**Objectifs**
(a) D'après l'extrait choisi, entre quels deux verbes le choix est-il jugé accessoire pour le réchauffement climatique ?
(b) Redonnez mot pour mot les lignes des données fournies, de la toute première jusqu'à celle qui contient « export-mods-file-button[interactable]: ⇲ Export », incluse.

**Extrait choisi**
========
Cependant, j’ai compris, monsieur le garde des Sceaux, que vous ne vouliez pas de cette option. Le rideau de fumée répandu autour de ce projet de loi constitutionnelle ne semble pas vous déranger. Loin de le dissiper et de nous éclairer sur la portée réelle du texte, vous vous en remettez, en quelque sorte, à la sagesse du Conseil constitutionnel, pour déterminer a posteriori le contenu du changement proposé. Cela s’appelle un saut dans l’inconnu.
Vous paraissez vous accommoder de cette incongruité. Elle n’a pourtant aucun précédent dans notre histoire constitutionnelle. Elle laisserait le législateur de demain dans l’incertitude et elle placerait les législateurs d’hier et d’aujourd’hui sous la menace de nouvelles questions prioritaires de constitutionnalité, au résultat tout aussi incertain.
Après la deuxième lecture de l’Assemblée nationale, qui en réalité n’a tenu aucun compte de nos travaux, le choix entre les verbes « lutter » et « agir » étant en réalité accessoire s’agissant du réchauffement climatique, nous devrions adopter ce texte comme s’il était à prendre ou à laisser – en somme, à l’aveugle ! Nous devrions renoncer à exercer pleinement notre responsabilité de constituants et accepter ce cas singulier d’incompétence constitutionnelle, comme il y a des cas d’incompétence législative, que nulle juridiction ne pourrait évidemment censurer.
Cependant, si nous n’avons pas le droit d’adopter une loi floue, à plus forte raison devrions-nous nous interdire de voter une règle constitutionnelle ectoplasmique. Un objectif à valeur constitutionnelle clair, comme celui de la Charte, vaudra toujours mieux qu’une règle constitutionnelle indéterminée et ambiguë.
Cette révision constitutionnelle est à la Constitution ce que les montres de Dali sont à l’horlogerie. (Sourires.) Ce pourrait être une nouvelle démonstration de votre sens artistique, monsieur le garde des sceaux, mais, en l’occurrence, votre amour-propre d’auteur ne risque pas d’être frustré, puisque le texte que vous défendez n’est pas le vôtre. Il est le fruit des réflexions d’un aréopage qui ne s’est pas même donné la peine de vous demander votre avis.
Cet aréopage n’a probablement pas pris le temps, non plus, de mettre son expertise juridique au niveau de l’expertise écologique dont il se prévaut. À cet égard, il n’a qu’une lointaine parenté avec l’Antiquité grecque, puisque, à Athènes, les 150 archontes de la colline d’Arès n’avaient pas été choisis au hasard, mais étaient tous issus des plus hautes magistratures. Cette différence explique sans doute un résultat aussi désolant pour la Constitution que pour l’écologie.
========
**Données fournies**
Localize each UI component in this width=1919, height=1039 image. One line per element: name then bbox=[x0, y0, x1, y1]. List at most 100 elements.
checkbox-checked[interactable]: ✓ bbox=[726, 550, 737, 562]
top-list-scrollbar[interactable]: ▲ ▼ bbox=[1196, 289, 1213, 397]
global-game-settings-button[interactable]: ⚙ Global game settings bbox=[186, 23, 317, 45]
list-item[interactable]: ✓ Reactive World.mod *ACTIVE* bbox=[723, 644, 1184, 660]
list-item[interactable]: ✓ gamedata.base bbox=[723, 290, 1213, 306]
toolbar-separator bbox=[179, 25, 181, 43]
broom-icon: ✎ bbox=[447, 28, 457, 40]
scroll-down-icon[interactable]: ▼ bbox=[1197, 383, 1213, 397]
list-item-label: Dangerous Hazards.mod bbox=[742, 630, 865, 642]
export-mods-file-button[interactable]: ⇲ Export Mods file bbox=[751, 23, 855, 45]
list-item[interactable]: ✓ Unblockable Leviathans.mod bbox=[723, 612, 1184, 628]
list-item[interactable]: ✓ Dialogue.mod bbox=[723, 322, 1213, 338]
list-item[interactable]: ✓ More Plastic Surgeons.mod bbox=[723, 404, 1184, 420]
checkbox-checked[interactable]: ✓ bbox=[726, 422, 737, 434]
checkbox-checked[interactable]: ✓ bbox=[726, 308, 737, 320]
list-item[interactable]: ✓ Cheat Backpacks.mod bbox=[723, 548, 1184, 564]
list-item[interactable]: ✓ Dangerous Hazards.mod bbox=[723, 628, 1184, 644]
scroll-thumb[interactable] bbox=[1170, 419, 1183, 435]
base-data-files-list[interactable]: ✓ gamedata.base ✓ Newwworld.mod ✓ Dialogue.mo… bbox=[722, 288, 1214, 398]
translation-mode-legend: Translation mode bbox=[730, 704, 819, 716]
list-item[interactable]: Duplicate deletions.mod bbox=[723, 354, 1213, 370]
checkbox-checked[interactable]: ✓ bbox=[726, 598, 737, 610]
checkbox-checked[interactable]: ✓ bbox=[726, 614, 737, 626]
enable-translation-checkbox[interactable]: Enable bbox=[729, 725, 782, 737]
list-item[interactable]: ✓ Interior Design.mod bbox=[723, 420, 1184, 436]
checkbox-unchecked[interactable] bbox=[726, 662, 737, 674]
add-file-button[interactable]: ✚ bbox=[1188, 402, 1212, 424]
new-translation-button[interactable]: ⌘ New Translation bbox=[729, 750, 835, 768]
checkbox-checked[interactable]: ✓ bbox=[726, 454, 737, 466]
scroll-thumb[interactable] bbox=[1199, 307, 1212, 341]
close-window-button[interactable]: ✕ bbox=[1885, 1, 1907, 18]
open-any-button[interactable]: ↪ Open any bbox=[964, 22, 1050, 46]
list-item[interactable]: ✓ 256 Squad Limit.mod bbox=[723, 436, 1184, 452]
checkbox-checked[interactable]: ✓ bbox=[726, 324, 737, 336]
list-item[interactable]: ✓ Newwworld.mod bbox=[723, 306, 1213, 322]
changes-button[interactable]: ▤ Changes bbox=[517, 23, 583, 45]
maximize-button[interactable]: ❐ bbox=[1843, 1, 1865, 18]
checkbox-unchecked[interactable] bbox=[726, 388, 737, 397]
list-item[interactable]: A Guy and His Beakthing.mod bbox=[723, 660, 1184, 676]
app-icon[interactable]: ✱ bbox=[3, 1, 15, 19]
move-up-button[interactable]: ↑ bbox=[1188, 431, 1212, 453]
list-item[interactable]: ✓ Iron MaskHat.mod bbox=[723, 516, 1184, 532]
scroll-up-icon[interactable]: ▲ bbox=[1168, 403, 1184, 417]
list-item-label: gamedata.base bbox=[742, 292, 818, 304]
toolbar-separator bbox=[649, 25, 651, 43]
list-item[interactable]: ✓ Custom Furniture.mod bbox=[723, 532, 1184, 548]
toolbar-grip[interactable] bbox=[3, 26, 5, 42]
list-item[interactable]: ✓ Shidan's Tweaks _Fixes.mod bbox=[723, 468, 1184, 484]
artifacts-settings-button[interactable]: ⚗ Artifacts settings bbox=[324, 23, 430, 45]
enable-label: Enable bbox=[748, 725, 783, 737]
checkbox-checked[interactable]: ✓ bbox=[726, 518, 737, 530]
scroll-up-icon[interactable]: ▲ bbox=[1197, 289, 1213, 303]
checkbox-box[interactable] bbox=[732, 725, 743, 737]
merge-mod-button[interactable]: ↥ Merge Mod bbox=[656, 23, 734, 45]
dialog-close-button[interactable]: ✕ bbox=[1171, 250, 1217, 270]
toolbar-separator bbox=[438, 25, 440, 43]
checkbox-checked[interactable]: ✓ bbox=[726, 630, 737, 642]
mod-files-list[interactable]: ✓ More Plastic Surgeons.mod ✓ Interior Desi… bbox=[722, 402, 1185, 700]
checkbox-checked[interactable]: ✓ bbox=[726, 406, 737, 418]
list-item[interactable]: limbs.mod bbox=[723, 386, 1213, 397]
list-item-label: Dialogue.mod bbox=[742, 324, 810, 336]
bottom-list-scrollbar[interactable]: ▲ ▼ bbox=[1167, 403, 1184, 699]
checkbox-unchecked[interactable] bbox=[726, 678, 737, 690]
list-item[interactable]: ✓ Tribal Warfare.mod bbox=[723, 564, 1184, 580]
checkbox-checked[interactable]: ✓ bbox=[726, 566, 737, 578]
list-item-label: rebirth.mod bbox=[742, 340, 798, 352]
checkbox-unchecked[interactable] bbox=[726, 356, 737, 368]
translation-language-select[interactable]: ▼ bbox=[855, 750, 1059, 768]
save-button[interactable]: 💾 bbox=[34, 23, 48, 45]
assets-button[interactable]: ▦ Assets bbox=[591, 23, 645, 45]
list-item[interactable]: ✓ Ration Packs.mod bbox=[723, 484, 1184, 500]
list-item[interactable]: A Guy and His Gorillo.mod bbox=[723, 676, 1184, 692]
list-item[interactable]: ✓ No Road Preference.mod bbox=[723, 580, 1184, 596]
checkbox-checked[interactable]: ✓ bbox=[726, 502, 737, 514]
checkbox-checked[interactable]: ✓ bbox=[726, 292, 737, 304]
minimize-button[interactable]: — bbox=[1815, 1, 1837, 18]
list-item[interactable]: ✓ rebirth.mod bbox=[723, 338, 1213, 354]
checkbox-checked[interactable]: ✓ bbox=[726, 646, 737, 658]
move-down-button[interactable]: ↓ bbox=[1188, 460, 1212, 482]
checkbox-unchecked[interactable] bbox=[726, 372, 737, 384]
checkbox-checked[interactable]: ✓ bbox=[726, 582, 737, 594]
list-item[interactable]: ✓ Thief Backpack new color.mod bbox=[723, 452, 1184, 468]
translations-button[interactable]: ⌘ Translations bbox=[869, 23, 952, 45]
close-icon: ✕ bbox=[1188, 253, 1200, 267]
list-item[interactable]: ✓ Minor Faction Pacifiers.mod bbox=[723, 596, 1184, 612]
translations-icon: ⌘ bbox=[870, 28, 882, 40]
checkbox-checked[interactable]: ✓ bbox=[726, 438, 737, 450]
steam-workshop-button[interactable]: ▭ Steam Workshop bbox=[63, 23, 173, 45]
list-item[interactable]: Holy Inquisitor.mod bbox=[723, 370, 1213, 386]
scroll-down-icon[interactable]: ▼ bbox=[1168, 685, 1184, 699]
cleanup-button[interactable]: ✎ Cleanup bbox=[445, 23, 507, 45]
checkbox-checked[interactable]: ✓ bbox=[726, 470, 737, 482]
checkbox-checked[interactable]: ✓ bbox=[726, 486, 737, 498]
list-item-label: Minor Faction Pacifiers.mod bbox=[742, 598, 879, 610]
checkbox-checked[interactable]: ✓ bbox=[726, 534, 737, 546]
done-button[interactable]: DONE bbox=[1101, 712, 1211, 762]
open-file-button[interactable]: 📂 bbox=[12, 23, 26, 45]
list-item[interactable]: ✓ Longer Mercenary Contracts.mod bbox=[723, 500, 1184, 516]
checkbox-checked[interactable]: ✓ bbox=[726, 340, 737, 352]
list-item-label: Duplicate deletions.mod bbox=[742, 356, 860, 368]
========
**Bonnes réponses**
(a) Entre « lutter » et « agir ».

(b)
Localize each UI component in this width=1919, height=1039 image. One line per element: name then bbox=[x0, y0, x1, y1]. List at most 100 elements.
checkbox-checked[interactable]: ✓ bbox=[726, 550, 737, 562]
top-list-scrollbar[interactable]: ▲ ▼ bbox=[1196, 289, 1213, 397]
global-game-settings-button[interactable]: ⚙ Global game settings bbox=[186, 23, 317, 45]
list-item[interactable]: ✓ Reactive World.mod *ACTIVE* bbox=[723, 644, 1184, 660]
list-item[interactable]: ✓ gamedata.base bbox=[723, 290, 1213, 306]
toolbar-separator bbox=[179, 25, 181, 43]
broom-icon: ✎ bbox=[447, 28, 457, 40]
scroll-down-icon[interactable]: ▼ bbox=[1197, 383, 1213, 397]
list-item-label: Dangerous Hazards.mod bbox=[742, 630, 865, 642]
export-mods-file-button[interactable]: ⇲ Export Mods file bbox=[751, 23, 855, 45]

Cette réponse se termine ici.